Items listed in a dataset
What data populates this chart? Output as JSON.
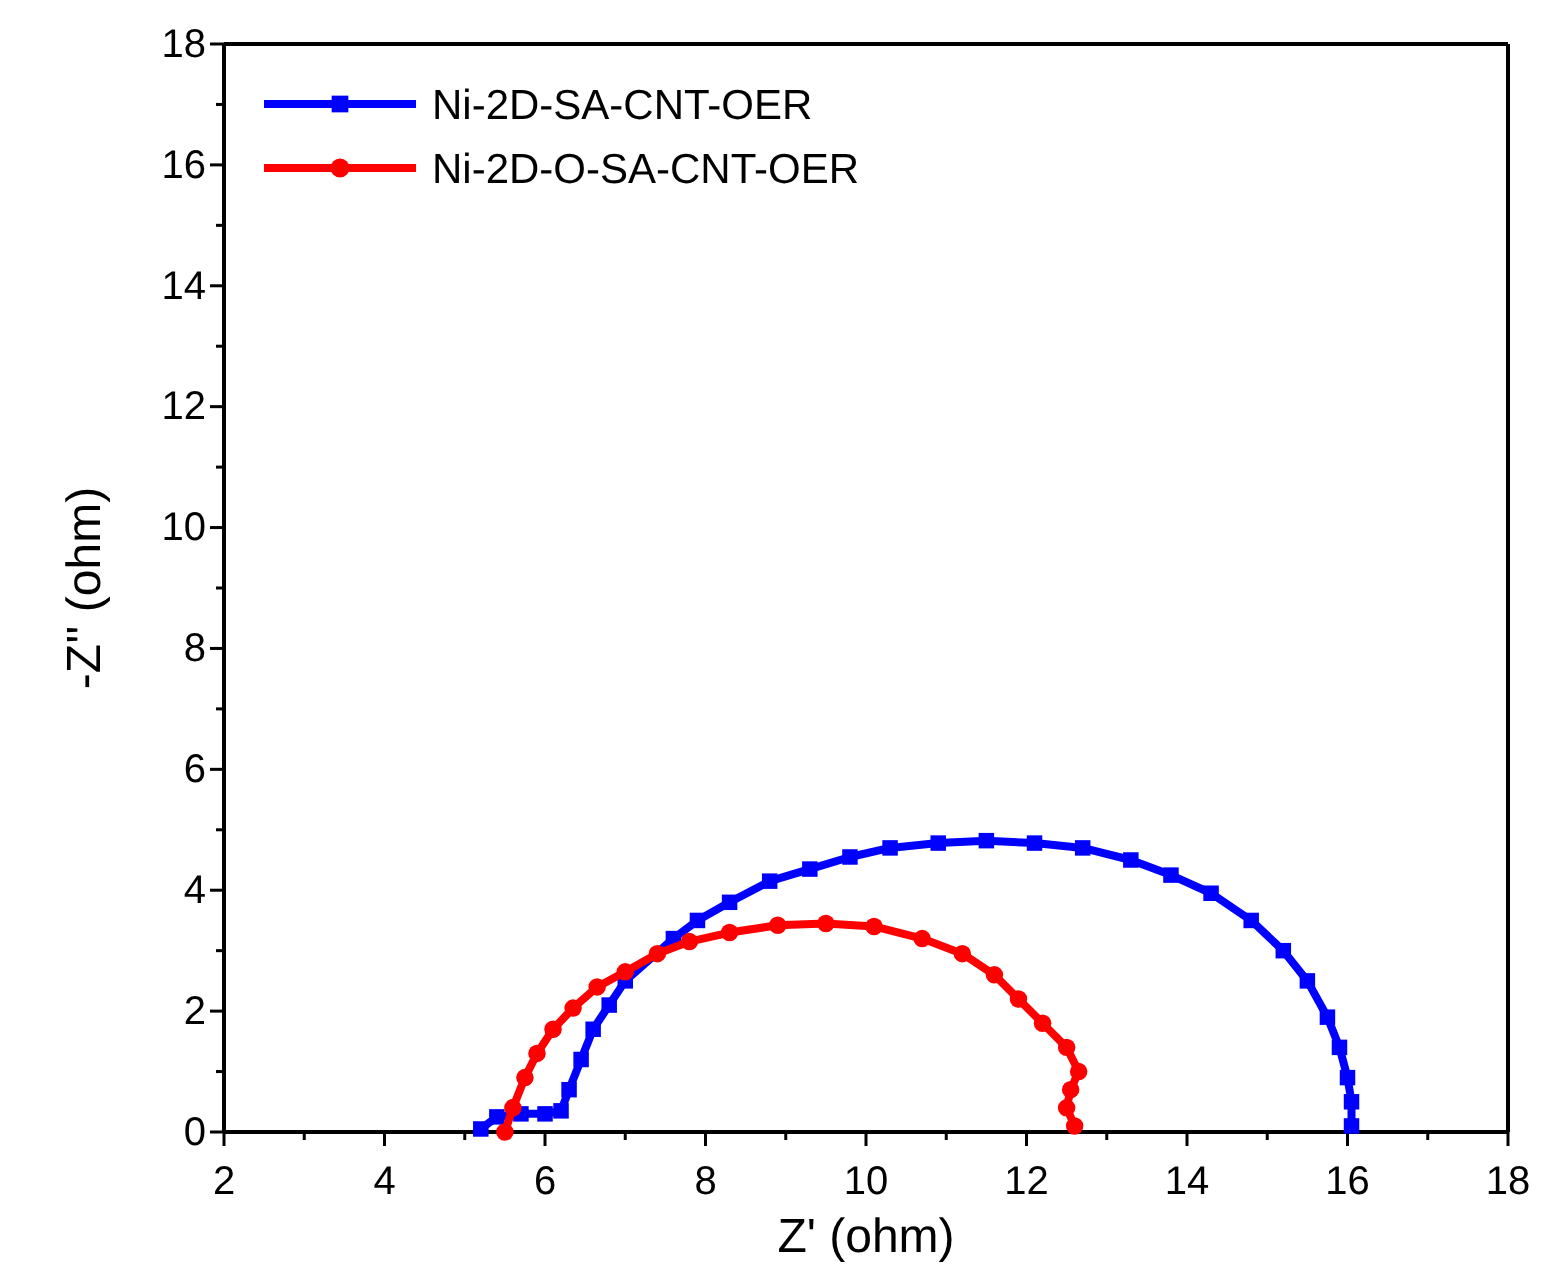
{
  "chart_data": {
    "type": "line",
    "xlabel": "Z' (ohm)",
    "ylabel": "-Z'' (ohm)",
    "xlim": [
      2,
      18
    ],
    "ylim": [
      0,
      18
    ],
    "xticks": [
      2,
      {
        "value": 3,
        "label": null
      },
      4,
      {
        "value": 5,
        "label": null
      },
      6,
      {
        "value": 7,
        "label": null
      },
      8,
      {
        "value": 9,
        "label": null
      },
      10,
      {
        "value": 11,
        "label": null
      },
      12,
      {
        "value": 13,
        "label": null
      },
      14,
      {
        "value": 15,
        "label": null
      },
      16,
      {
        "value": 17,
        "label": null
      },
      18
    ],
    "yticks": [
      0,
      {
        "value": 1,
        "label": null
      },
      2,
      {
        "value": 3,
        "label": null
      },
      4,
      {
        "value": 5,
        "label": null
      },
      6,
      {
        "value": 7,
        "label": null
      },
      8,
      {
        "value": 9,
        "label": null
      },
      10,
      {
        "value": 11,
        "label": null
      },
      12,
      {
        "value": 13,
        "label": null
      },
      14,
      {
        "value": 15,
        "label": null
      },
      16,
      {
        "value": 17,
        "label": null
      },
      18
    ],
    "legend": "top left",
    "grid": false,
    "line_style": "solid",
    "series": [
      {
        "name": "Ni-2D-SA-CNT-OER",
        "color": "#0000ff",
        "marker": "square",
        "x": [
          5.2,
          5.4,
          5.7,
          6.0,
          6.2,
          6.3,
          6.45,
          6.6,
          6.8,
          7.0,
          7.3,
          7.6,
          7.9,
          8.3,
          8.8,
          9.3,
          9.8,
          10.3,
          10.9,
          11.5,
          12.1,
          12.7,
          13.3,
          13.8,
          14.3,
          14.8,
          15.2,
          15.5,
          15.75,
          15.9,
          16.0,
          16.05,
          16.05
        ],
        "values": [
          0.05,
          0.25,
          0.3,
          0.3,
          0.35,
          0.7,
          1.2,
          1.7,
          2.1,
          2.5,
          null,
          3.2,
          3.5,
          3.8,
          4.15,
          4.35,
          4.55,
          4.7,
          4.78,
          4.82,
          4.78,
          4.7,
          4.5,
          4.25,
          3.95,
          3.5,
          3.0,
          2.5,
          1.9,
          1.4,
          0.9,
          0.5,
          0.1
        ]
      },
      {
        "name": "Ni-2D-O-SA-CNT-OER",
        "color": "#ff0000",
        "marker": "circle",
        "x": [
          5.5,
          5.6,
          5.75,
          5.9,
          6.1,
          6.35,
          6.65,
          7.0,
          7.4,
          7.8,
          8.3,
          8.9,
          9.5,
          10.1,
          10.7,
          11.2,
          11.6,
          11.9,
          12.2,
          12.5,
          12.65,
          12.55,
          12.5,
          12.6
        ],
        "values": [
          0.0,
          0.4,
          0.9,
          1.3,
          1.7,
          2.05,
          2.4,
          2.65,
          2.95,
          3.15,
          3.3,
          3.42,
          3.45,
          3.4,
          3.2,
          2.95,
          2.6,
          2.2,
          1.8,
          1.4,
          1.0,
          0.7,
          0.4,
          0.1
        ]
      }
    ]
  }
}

==

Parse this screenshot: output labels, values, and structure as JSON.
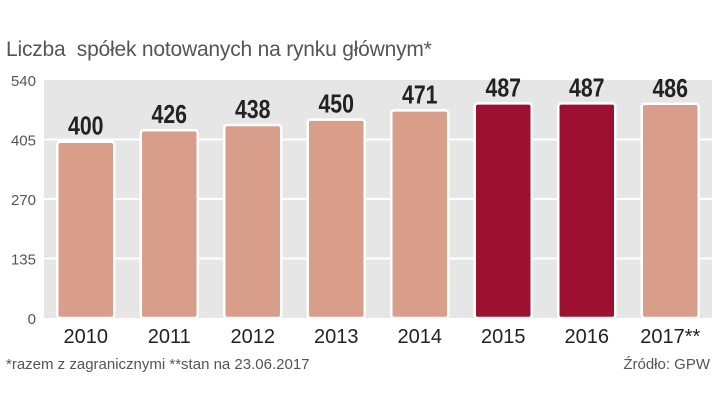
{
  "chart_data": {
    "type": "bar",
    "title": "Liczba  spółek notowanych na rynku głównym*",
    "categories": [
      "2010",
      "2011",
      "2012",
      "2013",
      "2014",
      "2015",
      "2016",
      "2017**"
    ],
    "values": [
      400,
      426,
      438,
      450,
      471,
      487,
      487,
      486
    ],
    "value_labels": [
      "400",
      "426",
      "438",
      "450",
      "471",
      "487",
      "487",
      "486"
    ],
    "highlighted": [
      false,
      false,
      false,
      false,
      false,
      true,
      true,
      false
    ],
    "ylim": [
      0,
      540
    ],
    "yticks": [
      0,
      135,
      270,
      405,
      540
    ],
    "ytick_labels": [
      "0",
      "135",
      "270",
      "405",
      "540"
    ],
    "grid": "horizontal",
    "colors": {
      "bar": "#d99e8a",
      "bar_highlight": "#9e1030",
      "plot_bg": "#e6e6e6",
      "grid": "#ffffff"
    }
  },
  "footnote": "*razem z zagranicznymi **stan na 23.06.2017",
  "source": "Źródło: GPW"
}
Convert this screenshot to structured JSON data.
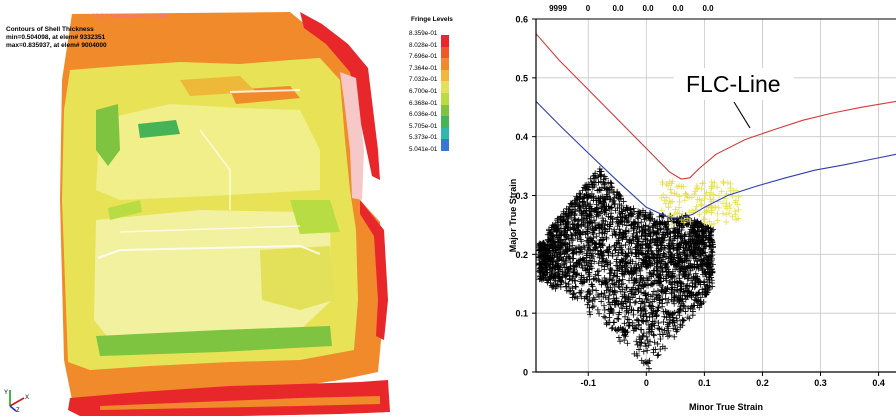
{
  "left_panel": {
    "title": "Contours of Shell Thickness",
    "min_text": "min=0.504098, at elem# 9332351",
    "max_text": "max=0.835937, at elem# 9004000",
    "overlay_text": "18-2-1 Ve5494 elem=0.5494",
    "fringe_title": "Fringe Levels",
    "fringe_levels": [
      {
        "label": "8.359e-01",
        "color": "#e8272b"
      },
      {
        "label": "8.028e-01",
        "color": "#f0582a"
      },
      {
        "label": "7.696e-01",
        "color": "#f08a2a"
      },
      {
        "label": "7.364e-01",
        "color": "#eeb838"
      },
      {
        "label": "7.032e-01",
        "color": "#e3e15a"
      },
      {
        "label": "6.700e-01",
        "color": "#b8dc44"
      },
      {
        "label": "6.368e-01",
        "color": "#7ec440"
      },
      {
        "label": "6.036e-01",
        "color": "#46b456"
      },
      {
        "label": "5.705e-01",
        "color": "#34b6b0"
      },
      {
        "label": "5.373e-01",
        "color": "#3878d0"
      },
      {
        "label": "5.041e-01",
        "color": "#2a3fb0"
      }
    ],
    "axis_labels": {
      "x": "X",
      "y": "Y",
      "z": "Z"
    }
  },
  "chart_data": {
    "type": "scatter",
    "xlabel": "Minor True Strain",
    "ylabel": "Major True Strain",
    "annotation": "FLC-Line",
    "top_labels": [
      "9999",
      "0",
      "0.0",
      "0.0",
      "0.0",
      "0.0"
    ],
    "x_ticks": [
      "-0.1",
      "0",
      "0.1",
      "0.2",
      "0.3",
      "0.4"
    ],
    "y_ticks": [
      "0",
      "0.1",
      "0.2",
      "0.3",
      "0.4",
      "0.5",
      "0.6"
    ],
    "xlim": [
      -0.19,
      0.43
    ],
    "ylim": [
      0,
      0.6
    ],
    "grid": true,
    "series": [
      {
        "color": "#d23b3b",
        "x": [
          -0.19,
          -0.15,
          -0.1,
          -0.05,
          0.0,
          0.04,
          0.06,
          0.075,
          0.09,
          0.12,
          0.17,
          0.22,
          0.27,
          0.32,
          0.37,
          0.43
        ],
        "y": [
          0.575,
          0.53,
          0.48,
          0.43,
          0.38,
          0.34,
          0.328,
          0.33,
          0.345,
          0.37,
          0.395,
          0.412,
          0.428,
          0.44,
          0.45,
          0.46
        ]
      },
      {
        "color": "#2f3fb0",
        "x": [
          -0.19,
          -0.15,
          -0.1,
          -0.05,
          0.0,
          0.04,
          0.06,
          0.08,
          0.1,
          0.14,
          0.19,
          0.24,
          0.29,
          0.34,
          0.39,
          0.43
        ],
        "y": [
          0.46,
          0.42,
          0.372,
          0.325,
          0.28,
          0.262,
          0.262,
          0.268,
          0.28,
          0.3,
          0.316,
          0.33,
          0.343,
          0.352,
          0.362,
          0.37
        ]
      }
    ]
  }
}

§ Instructions to follow
Working from the entries above, return all lines that contain "JSON".

§ Answer for this exercise
What data populates this chart? Output as JSON.
Parse this screenshot: output labels, values, and structure as JSON.
Convert this screenshot to structured JSON data.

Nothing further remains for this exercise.